→ **Excerpted records**
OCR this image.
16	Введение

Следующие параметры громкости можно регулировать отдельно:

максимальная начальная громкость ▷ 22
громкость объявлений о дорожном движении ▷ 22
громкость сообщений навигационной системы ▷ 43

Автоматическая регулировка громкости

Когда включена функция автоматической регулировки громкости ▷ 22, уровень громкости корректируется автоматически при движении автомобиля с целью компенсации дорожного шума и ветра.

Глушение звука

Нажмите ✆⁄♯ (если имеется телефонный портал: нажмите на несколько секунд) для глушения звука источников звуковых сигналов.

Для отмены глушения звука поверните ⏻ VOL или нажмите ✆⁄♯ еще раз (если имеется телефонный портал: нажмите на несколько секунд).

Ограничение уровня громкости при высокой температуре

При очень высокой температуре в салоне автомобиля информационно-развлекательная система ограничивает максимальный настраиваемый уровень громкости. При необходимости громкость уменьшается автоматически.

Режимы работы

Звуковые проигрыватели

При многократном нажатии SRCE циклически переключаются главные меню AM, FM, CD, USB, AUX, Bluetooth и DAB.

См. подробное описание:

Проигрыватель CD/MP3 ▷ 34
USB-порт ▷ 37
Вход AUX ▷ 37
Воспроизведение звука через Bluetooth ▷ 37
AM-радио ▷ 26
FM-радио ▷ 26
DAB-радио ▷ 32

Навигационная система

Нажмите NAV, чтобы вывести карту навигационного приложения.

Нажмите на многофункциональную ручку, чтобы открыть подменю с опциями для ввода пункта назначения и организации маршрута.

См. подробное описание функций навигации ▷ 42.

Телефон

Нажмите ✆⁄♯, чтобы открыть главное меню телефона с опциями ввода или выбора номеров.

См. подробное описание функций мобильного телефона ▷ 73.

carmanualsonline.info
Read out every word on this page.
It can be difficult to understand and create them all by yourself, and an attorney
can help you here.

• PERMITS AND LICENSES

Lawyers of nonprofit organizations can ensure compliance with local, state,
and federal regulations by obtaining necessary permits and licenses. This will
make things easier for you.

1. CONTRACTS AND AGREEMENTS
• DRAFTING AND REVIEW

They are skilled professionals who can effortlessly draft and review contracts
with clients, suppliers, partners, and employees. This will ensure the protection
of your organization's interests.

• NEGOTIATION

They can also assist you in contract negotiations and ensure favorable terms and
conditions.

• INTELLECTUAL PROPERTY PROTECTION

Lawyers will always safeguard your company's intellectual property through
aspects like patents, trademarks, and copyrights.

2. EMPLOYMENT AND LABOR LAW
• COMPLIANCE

→ **Directions for this task**
Where a line in the entries holds the word "секунд", copy that line.

→ **Reply to the exercise**
Нажмите ✆⁄♯ (если имеется телефонный портал: нажмите на несколько секунд) для глушения звука источников звуковых сигналов.
Для отмены глушения звука поверните ⏻ VOL или нажмите ✆⁄♯ еще раз (если имеется телефонный портал: нажмите на несколько секунд).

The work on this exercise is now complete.